# WHAT NEEDS TO BE DONE
Starting at the line of the entries that contains "hoverbar 定位异… [0,532,1087,571]" and ending at the line that contains "expand-arrow-icon[interactable] [17,163,23,172]", rename "expand-arrow-icon" to "disclosure-arrow-icon" everywhere it occurs. Return only those lines, with nothing else changed.

━━━━━━

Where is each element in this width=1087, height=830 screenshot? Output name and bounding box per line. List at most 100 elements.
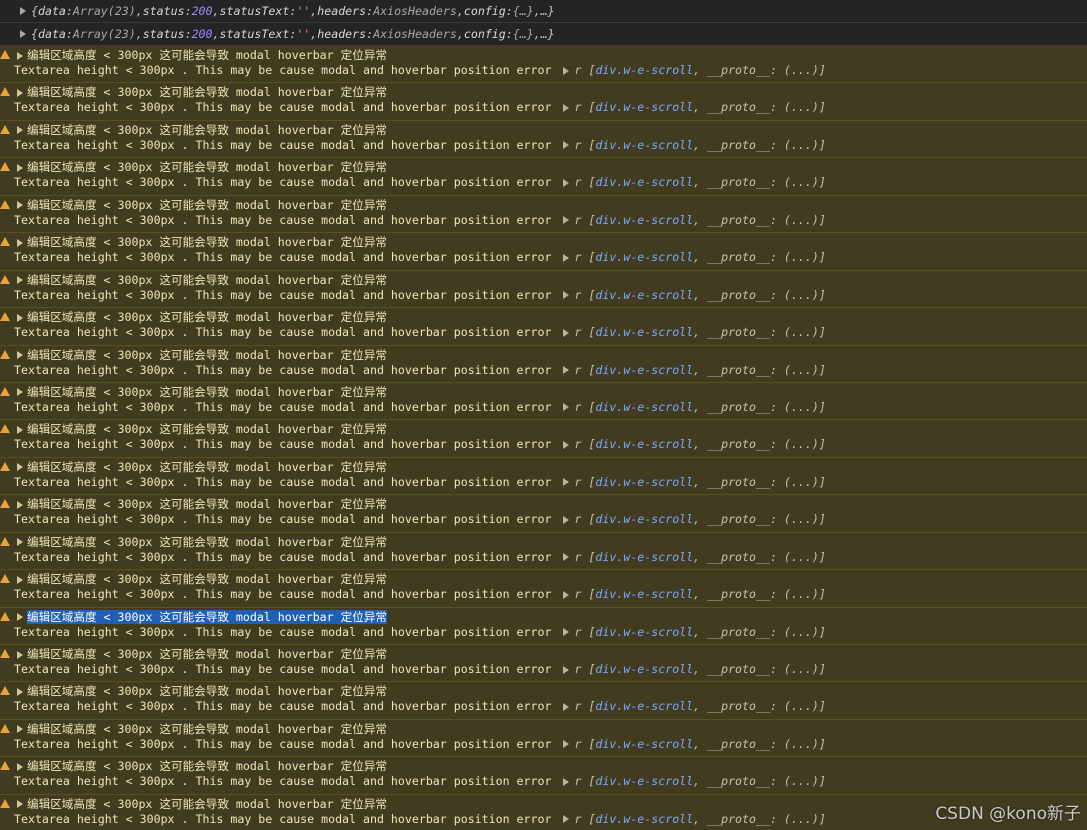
console-warning-row[interactable]: 编辑区域高度 < 300px 这可能会导致 modal hoverbar 定位异… [0,532,1087,571]
expand-arrow-icon[interactable] [563,366,570,374]
expand-arrow-icon[interactable] [17,575,23,584]
expand-arrow-icon[interactable] [17,88,23,97]
warning-message-zh[interactable]: 编辑区域高度 < 300px 这可能会导致 modal hoverbar 定位异… [17,609,388,625]
element-link[interactable]: div.w-e-scroll [595,774,693,788]
console-warning-row[interactable]: 编辑区域高度 < 300px 这可能会导致 modal hoverbar 定位异… [0,645,1087,683]
expand-arrow-icon[interactable] [17,388,23,397]
warning-message-zh[interactable]: 编辑区域高度 < 300px 这可能会导致 modal hoverbar 定位异… [17,422,387,437]
warning-message-zh[interactable]: 编辑区域高度 < 300px 这可能会导致 modal hoverbar 定位异… [17,722,387,737]
element-link[interactable]: div.w-e-scroll [595,512,693,526]
expand-arrow-icon[interactable] [563,553,570,562]
console-warning-row[interactable]: 编辑区域高度 < 300px 这可能会导致 modal hoverbar 定位异… [0,757,1087,795]
expand-arrow-icon[interactable] [17,762,23,771]
expand-arrow-icon[interactable] [17,313,23,322]
console-warning-row[interactable]: 编辑区域高度 < 300px 这可能会导致 modal hoverbar 定位异… [0,382,1087,421]
console-warning-row[interactable]: 编辑区域高度 < 300px 这可能会导致 modal hoverbar 定位异… [0,570,1087,608]
expand-arrow-icon[interactable] [17,500,23,509]
expand-arrow-icon[interactable] [17,650,23,659]
element-link[interactable]: div.w-e-scroll [595,437,693,451]
expand-arrow-icon[interactable] [563,66,570,75]
element-link[interactable]: div.w-e-scroll [595,250,693,264]
expand-arrow-icon[interactable] [17,538,23,547]
warning-message-zh[interactable]: 编辑区域高度 < 300px 这可能会导致 modal hoverbar 定位异… [17,48,387,63]
console-warning-row[interactable]: 编辑区域高度 < 300px 这可能会导致 modal hoverbar 定位异… [0,120,1087,159]
warning-message-zh[interactable]: 编辑区域高度 < 300px 这可能会导致 modal hoverbar 定位异… [17,385,387,400]
console-warning-row[interactable]: 编辑区域高度 < 300px 这可能会导致 modal hoverbar 定位异… [0,83,1087,121]
expand-arrow-icon[interactable] [17,238,23,247]
console-warning-row[interactable]: 编辑区域高度 < 300px 这可能会导致 modal hoverbar 定位异… [0,345,1087,383]
expand-arrow-icon[interactable] [563,702,570,711]
expand-arrow-icon[interactable] [563,590,570,599]
console-warning-row[interactable]: 编辑区域高度 < 300px 这可能会导致 modal hoverbar 定位异… [0,233,1087,271]
element-link[interactable]: div.w-e-scroll [595,63,693,77]
expand-arrow-icon[interactable] [17,163,23,172]
warning-message-zh[interactable]: 编辑区域高度 < 300px 这可能会导致 modal hoverbar 定位异… [17,684,387,699]
element-link[interactable]: div.w-e-scroll [595,100,693,114]
console-warning-row[interactable]: 编辑区域高度 < 300px 这可能会导致 modal hoverbar 定位异… [0,682,1087,720]
element-link[interactable]: div.w-e-scroll [595,699,693,713]
expand-arrow-icon[interactable] [563,141,570,150]
element-link[interactable]: div.w-e-scroll [595,400,693,414]
warning-message-zh[interactable]: 编辑区域高度 < 300px 这可能会导致 modal hoverbar 定位异… [17,198,387,213]
console-warning-row[interactable]: 编辑区域高度 < 300px 这可能会导致 modal hoverbar 定位异… [0,158,1087,196]
element-link[interactable]: div.w-e-scroll [595,662,693,676]
expand-arrow-icon[interactable] [563,665,570,674]
warning-message-zh[interactable]: 编辑区域高度 < 300px 这可能会导致 modal hoverbar 定位异… [17,759,387,774]
expand-arrow-icon[interactable] [17,463,23,472]
warning-message-zh[interactable]: 编辑区域高度 < 300px 这可能会导致 modal hoverbar 定位异… [17,460,387,475]
console-warning-row[interactable]: 编辑区域高度 < 300px 这可能会导致 modal hoverbar 定位异… [0,308,1087,346]
expand-arrow-icon[interactable] [17,725,23,734]
expand-arrow-icon[interactable] [17,425,23,434]
warning-message-zh[interactable]: 编辑区域高度 < 300px 这可能会导致 modal hoverbar 定位异… [17,160,387,175]
warning-message-zh[interactable]: 编辑区域高度 < 300px 这可能会导致 modal hoverbar 定位异… [17,797,387,812]
expand-arrow-icon[interactable] [563,253,570,262]
console-log-row[interactable]: {data: Array(23), status: 200, statusTex… [0,0,1087,23]
element-link[interactable]: div.w-e-scroll [595,175,693,189]
console-warning-row[interactable]: 编辑区域高度 < 300px 这可能会导致 modal hoverbar 定位异… [0,270,1087,309]
expand-arrow-icon[interactable] [563,103,570,112]
expand-arrow-icon[interactable] [17,800,23,809]
expand-arrow-icon[interactable] [563,216,570,225]
warning-message-zh[interactable]: 编辑区域高度 < 300px 这可能会导致 modal hoverbar 定位异… [17,85,387,100]
console-warning-row[interactable]: 编辑区域高度 < 300px 这可能会导致 modal hoverbar 定位异… [0,420,1087,458]
console-warning-row[interactable]: 编辑区域高度 < 300px 这可能会导致 modal hoverbar 定位异… [0,719,1087,758]
expand-arrow-icon[interactable] [17,201,23,210]
element-link[interactable]: div.w-e-scroll [595,213,693,227]
console-warning-row[interactable]: 编辑区域高度 < 300px 这可能会导致 modal hoverbar 定位异… [0,495,1087,533]
console-warning-row[interactable]: 编辑区域高度 < 300px 这可能会导致 modal hoverbar 定位异… [0,607,1087,645]
expand-arrow-icon[interactable] [563,628,570,637]
warning-message-zh[interactable]: 编辑区域高度 < 300px 这可能会导致 modal hoverbar 定位异… [17,273,387,288]
expand-arrow-icon[interactable] [563,740,570,749]
console-log-row[interactable]: {data: Array(23), status: 200, statusTex… [0,23,1087,46]
element-link[interactable]: div.w-e-scroll [595,363,693,377]
expand-arrow-icon[interactable] [17,613,23,622]
element-link[interactable]: div.w-e-scroll [595,325,693,339]
expand-arrow-icon[interactable] [17,351,23,359]
element-link[interactable]: div.w-e-scroll [595,737,693,751]
expand-arrow-icon[interactable] [563,515,570,524]
expand-arrow-icon[interactable] [17,126,23,135]
expand-arrow-icon[interactable] [563,178,570,187]
warning-message-zh[interactable]: 编辑区域高度 < 300px 这可能会导致 modal hoverbar 定位异… [17,235,387,250]
warning-message-zh[interactable]: 编辑区域高度 < 300px 这可能会导致 modal hoverbar 定位异… [17,535,387,550]
expand-arrow-icon[interactable] [563,403,570,412]
element-link[interactable]: div.w-e-scroll [595,625,693,639]
console-warning-row[interactable]: 编辑区域高度 < 300px 这可能会导致 modal hoverbar 定位异… [0,195,1087,234]
expand-arrow-icon[interactable] [20,7,26,15]
expand-arrow-icon[interactable] [563,328,570,337]
expand-arrow-icon[interactable] [17,687,23,696]
expand-arrow-icon[interactable] [20,30,26,38]
warning-message-zh[interactable]: 编辑区域高度 < 300px 这可能会导致 modal hoverbar 定位异… [17,348,387,363]
element-link[interactable]: div.w-e-scroll [595,475,693,489]
element-link[interactable]: div.w-e-scroll [595,138,693,152]
console-warning-row[interactable]: 编辑区域高度 < 300px 这可能会导致 modal hoverbar 定位异… [0,46,1087,84]
warning-message-zh[interactable]: 编辑区域高度 < 300px 这可能会导致 modal hoverbar 定位异… [17,123,387,138]
element-link[interactable]: div.w-e-scroll [595,587,693,601]
expand-arrow-icon[interactable] [17,276,23,285]
element-link[interactable]: div.w-e-scroll [595,812,693,826]
warning-message-zh[interactable]: 编辑区域高度 < 300px 这可能会导致 modal hoverbar 定位异… [17,647,387,662]
warning-message-zh[interactable]: 编辑区域高度 < 300px 这可能会导致 modal hoverbar 定位异… [17,497,387,512]
warning-message-zh[interactable]: 编辑区域高度 < 300px 这可能会导致 modal hoverbar 定位异… [17,572,387,587]
expand-arrow-icon[interactable] [563,291,570,300]
expand-arrow-icon[interactable] [563,478,570,487]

━━━━━━

# TASK SOLUTION
console-warning-row[interactable]: 编辑区域高度 < 300px 这可能会导致 modal hoverbar 定位异… [0,532,1087,571]
disclosure-arrow-icon[interactable] [563,366,570,374]
disclosure-arrow-icon[interactable] [17,575,23,584]
disclosure-arrow-icon[interactable] [17,88,23,97]
warning-message-zh[interactable]: 编辑区域高度 < 300px 这可能会导致 modal hoverbar 定位异… [17,609,388,625]
element-link[interactable]: div.w-e-scroll [595,774,693,788]
console-warning-row[interactable]: 编辑区域高度 < 300px 这可能会导致 modal hoverbar 定位异… [0,645,1087,683]
disclosure-arrow-icon[interactable] [17,388,23,397]
warning-message-zh[interactable]: 编辑区域高度 < 300px 这可能会导致 modal hoverbar 定位异… [17,422,387,437]
warning-message-zh[interactable]: 编辑区域高度 < 300px 这可能会导致 modal hoverbar 定位异… [17,722,387,737]
element-link[interactable]: div.w-e-scroll [595,512,693,526]
disclosure-arrow-icon[interactable] [563,553,570,562]
console-warning-row[interactable]: 编辑区域高度 < 300px 这可能会导致 modal hoverbar 定位异… [0,757,1087,795]
disclosure-arrow-icon[interactable] [17,762,23,771]
disclosure-arrow-icon[interactable] [17,313,23,322]
console-warning-row[interactable]: 编辑区域高度 < 300px 这可能会导致 modal hoverbar 定位异… [0,382,1087,421]
console-warning-row[interactable]: 编辑区域高度 < 300px 这可能会导致 modal hoverbar 定位异… [0,570,1087,608]
disclosure-arrow-icon[interactable] [17,500,23,509]
disclosure-arrow-icon[interactable] [17,650,23,659]
element-link[interactable]: div.w-e-scroll [595,437,693,451]
disclosure-arrow-icon[interactable] [563,66,570,75]
element-link[interactable]: div.w-e-scroll [595,250,693,264]
disclosure-arrow-icon[interactable] [17,538,23,547]
warning-message-zh[interactable]: 编辑区域高度 < 300px 这可能会导致 modal hoverbar 定位异… [17,48,387,63]
console-warning-row[interactable]: 编辑区域高度 < 300px 这可能会导致 modal hoverbar 定位异… [0,120,1087,159]
warning-message-zh[interactable]: 编辑区域高度 < 300px 这可能会导致 modal hoverbar 定位异… [17,385,387,400]
console-warning-row[interactable]: 编辑区域高度 < 300px 这可能会导致 modal hoverbar 定位异… [0,83,1087,121]
disclosure-arrow-icon[interactable] [17,238,23,247]
console-warning-row[interactable]: 编辑区域高度 < 300px 这可能会导致 modal hoverbar 定位异… [0,345,1087,383]
disclosure-arrow-icon[interactable] [563,702,570,711]
disclosure-arrow-icon[interactable] [563,590,570,599]
console-warning-row[interactable]: 编辑区域高度 < 300px 这可能会导致 modal hoverbar 定位异… [0,233,1087,271]
element-link[interactable]: div.w-e-scroll [595,63,693,77]
disclosure-arrow-icon[interactable] [17,163,23,172]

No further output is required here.